Aim of the task →
Identify the lines that contain the string "Notes" and copy all of them.

-- START --

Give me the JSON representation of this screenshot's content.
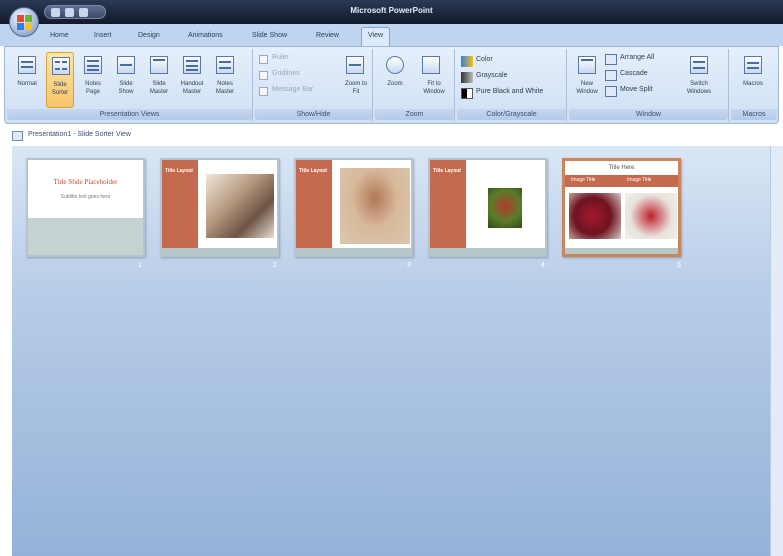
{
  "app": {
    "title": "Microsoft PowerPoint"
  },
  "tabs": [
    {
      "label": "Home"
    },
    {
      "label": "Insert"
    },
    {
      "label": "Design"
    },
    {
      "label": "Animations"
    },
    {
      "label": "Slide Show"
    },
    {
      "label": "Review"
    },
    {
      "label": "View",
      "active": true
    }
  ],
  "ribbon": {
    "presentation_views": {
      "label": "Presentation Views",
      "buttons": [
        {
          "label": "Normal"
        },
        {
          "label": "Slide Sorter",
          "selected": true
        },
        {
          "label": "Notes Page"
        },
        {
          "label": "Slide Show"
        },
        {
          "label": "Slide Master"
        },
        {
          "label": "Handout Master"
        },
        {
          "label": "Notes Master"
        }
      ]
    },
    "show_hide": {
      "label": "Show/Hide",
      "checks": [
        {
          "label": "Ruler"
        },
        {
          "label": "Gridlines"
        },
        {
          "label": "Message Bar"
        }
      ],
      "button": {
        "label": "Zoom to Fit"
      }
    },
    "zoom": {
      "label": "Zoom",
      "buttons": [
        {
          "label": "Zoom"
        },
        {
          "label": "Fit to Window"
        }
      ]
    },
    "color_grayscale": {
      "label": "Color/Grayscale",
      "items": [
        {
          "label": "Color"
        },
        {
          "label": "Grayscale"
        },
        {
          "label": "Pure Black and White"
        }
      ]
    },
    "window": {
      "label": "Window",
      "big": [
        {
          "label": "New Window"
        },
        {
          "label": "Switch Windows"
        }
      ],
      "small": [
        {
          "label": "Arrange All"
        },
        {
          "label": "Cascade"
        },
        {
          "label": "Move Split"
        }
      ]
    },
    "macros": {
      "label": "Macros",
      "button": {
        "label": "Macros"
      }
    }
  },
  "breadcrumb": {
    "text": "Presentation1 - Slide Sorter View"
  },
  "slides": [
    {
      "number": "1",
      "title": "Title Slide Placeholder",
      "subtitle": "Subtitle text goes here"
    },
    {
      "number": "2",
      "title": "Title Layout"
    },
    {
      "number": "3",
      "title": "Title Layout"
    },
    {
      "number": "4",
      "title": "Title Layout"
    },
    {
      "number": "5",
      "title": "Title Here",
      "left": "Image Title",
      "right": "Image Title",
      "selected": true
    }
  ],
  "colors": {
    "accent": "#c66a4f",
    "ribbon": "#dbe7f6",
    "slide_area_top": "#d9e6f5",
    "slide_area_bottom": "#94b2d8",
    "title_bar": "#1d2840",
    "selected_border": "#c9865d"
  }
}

-- END --

Solution →
          "label": "Notes Page"
          "label": "Notes Master"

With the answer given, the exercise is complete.